Entries taken from a collection:
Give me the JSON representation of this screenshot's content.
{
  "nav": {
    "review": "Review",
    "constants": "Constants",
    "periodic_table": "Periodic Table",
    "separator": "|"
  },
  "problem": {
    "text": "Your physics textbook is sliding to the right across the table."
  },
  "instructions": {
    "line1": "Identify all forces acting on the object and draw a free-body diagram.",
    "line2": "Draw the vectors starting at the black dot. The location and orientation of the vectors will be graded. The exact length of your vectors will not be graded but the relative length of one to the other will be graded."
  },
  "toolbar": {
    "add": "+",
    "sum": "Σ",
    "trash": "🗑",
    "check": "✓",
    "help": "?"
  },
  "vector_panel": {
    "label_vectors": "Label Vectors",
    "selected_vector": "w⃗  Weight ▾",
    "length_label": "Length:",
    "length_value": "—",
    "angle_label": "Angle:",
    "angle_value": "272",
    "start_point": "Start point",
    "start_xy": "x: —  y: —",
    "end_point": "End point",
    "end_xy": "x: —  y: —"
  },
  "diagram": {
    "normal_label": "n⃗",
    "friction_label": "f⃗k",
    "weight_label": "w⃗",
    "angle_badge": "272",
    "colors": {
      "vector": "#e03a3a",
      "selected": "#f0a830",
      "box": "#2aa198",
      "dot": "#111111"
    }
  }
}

▶ _Stated task_:
Each record above must be given again exactly.

▶ _Solution for this task_:
Give me the JSON representation of this screenshot's content.
{
  "nav": {
    "review": "Review",
    "constants": "Constants",
    "periodic_table": "Periodic Table",
    "separator": "|"
  },
  "problem": {
    "text": "Your physics textbook is sliding to the right across the table."
  },
  "instructions": {
    "line1": "Identify all forces acting on the object and draw a free-body diagram.",
    "line2": "Draw the vectors starting at the black dot. The location and orientation of the vectors will be graded. The exact length of your vectors will not be graded but the relative length of one to the other will be graded."
  },
  "toolbar": {
    "add": "+",
    "sum": "Σ",
    "trash": "🗑",
    "check": "✓",
    "help": "?"
  },
  "vector_panel": {
    "label_vectors": "Label Vectors",
    "selected_vector": "w⃗  Weight ▾",
    "length_label": "Length:",
    "length_value": "—",
    "angle_label": "Angle:",
    "angle_value": "272",
    "start_point": "Start point",
    "start_xy": "x: —  y: —",
    "end_point": "End point",
    "end_xy": "x: —  y: —"
  },
  "diagram": {
    "normal_label": "n⃗",
    "friction_label": "f⃗k",
    "weight_label": "w⃗",
    "angle_badge": "272",
    "colors": {
      "vector": "#e03a3a",
      "selected": "#f0a830",
      "box": "#2aa198",
      "dot": "#111111"
    }
  }
}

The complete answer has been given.